* [STATED GOAL] Using the listing below, extract each line that has the word "Kreuzburger" in it.

** begin DATA SHOWN **

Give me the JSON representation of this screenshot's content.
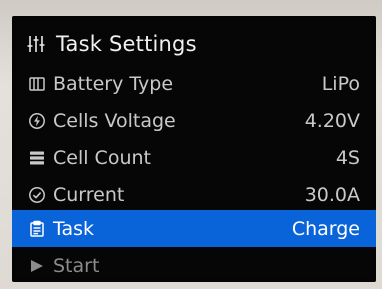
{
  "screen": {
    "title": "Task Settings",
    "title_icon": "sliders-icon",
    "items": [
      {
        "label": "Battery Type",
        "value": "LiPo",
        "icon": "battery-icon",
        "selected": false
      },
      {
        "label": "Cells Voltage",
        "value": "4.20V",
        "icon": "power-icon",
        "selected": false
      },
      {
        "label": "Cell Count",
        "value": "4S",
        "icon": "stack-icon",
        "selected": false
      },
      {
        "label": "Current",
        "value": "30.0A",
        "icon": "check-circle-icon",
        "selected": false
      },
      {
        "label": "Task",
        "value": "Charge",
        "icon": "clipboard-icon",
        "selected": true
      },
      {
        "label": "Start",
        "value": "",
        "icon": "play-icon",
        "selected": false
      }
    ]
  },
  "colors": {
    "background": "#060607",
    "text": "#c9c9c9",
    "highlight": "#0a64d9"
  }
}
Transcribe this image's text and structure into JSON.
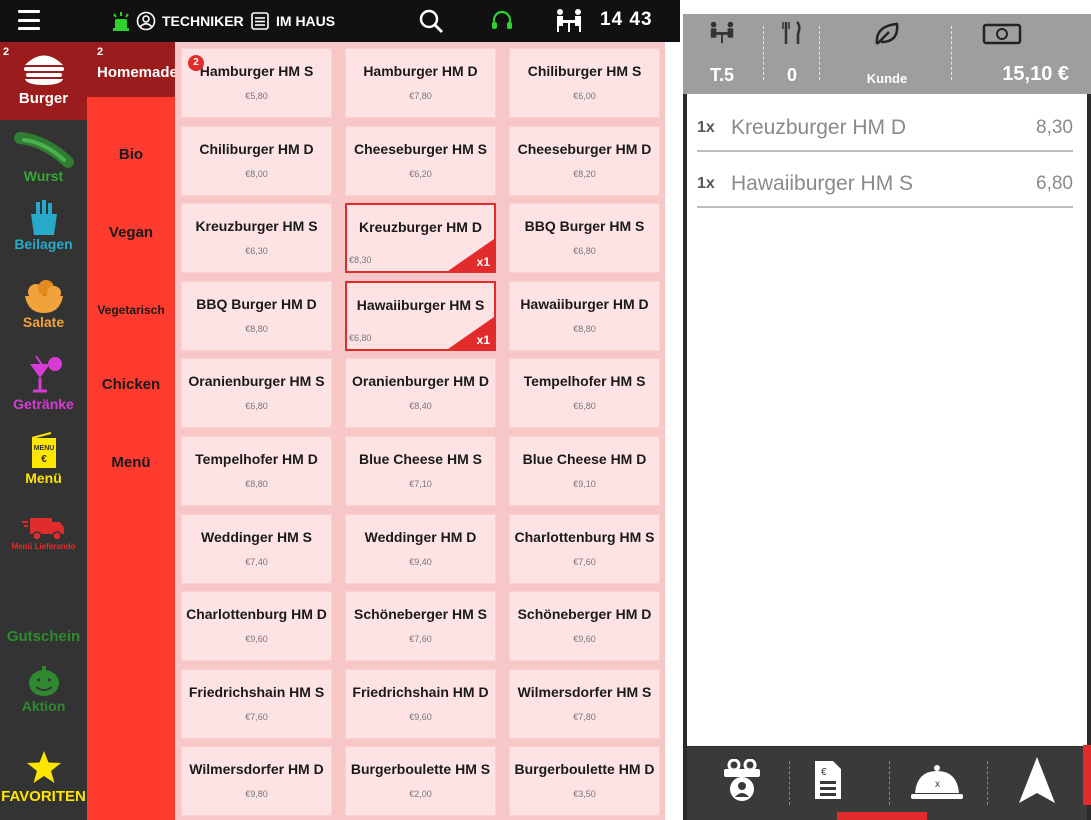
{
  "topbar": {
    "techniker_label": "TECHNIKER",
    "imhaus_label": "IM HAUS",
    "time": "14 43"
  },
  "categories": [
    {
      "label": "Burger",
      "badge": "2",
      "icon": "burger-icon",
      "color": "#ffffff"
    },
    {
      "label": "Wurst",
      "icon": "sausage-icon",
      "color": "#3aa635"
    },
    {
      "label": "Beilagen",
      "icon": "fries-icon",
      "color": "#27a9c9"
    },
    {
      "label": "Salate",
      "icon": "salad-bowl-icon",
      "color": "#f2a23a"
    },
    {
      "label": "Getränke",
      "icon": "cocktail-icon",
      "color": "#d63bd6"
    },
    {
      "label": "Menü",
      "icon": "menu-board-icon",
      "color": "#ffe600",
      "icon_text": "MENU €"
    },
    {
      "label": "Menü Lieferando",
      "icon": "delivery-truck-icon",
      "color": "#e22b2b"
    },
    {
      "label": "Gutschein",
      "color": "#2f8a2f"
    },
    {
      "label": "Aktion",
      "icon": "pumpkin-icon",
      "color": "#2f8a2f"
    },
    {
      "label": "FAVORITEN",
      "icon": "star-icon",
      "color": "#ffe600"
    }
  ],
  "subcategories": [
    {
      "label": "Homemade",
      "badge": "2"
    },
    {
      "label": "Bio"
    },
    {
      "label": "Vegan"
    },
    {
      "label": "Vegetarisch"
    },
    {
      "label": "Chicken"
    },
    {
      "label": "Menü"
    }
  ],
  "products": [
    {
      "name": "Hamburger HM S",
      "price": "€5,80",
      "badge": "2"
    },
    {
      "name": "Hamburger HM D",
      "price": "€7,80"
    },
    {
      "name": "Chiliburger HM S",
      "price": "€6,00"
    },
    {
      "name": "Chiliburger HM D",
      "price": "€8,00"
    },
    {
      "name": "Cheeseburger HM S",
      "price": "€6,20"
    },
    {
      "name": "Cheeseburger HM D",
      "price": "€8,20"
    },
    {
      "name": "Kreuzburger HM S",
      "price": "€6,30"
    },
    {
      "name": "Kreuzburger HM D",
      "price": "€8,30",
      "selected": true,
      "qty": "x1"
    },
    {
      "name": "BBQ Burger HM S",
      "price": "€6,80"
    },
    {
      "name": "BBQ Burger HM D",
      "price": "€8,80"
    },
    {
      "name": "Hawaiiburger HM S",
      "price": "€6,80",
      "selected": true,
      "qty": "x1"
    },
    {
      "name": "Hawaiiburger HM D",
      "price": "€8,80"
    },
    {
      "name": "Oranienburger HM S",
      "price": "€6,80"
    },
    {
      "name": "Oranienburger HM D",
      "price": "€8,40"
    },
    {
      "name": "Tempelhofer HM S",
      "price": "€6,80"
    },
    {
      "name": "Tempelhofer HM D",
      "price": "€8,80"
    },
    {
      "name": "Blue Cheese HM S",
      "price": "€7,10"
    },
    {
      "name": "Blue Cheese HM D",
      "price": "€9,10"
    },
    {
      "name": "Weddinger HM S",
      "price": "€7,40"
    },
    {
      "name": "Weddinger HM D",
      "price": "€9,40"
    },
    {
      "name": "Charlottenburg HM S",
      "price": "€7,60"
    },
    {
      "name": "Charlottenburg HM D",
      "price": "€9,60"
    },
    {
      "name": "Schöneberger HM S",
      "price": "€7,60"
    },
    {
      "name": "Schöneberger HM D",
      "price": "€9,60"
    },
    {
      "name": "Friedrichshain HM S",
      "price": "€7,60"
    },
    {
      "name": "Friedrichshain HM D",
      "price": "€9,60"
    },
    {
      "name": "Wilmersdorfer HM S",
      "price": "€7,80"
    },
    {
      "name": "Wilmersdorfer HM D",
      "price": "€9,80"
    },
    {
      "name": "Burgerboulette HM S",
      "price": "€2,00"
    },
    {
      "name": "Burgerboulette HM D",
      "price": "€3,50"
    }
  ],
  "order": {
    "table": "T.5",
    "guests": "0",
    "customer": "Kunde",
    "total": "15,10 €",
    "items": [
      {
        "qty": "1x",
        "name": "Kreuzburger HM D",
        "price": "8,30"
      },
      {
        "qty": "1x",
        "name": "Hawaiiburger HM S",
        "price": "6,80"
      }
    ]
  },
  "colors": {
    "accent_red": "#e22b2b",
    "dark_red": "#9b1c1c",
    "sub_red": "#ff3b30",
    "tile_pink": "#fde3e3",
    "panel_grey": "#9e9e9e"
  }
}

** end DATA SHOWN **
** begin DATA SHOWN **

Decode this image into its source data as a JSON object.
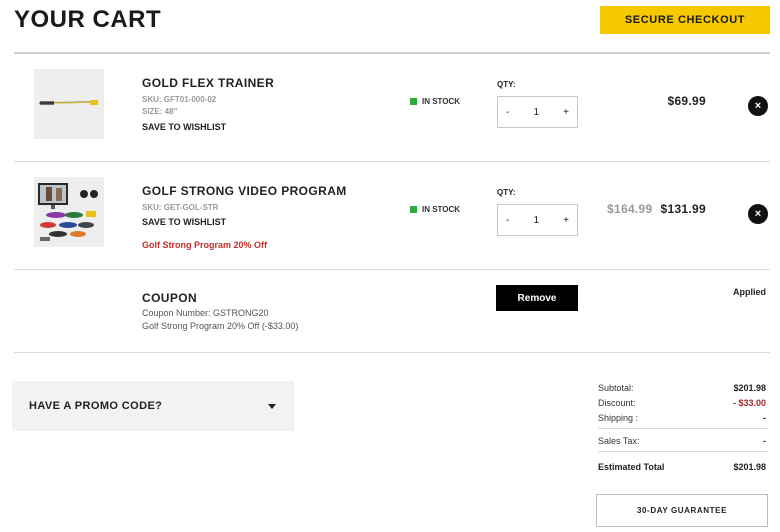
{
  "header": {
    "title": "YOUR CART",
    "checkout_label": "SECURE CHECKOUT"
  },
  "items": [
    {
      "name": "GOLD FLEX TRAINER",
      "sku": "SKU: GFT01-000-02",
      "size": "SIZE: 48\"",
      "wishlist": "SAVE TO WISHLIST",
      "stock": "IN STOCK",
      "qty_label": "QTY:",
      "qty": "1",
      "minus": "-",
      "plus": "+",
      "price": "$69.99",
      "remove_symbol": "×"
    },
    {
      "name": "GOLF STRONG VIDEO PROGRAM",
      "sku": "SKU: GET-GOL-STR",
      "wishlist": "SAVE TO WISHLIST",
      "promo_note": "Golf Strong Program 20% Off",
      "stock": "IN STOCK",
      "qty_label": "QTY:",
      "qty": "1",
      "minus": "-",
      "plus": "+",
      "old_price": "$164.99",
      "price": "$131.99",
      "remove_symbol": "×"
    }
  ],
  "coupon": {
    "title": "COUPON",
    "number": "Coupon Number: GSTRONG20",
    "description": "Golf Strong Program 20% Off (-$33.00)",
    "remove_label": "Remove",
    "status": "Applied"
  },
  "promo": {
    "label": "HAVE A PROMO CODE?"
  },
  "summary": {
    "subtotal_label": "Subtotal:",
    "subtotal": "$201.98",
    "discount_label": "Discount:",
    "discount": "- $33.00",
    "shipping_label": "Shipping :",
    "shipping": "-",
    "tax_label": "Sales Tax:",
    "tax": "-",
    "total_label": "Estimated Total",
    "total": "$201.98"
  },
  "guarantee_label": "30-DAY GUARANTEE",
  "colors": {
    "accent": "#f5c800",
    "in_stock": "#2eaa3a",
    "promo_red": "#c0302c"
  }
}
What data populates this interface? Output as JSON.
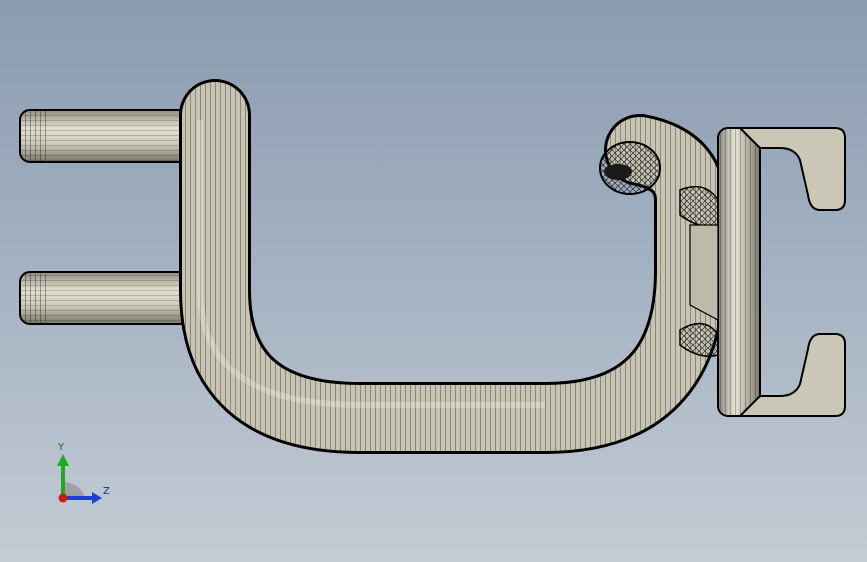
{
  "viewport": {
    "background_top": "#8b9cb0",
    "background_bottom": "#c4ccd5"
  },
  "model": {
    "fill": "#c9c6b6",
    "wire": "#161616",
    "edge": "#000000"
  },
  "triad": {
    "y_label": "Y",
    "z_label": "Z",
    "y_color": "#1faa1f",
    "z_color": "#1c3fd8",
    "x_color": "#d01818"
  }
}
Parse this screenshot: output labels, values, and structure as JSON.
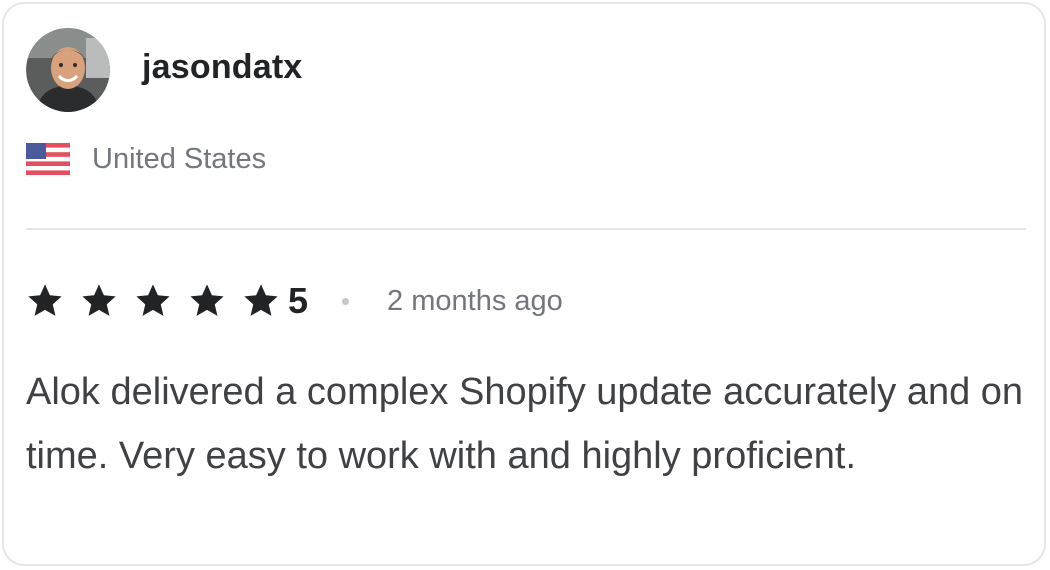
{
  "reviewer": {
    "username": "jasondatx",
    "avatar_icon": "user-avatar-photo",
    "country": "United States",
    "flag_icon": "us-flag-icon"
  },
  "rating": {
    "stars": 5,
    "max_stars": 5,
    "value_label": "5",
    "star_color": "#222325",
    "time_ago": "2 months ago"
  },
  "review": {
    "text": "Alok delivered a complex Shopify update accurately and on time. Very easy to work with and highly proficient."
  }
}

** end DATA SHOWN **

* [TASK SOLUTION]
      "name": "Kreuzburger HM S",
      "name": "Kreuzburger HM D",
        "name": "Kreuzburger HM D",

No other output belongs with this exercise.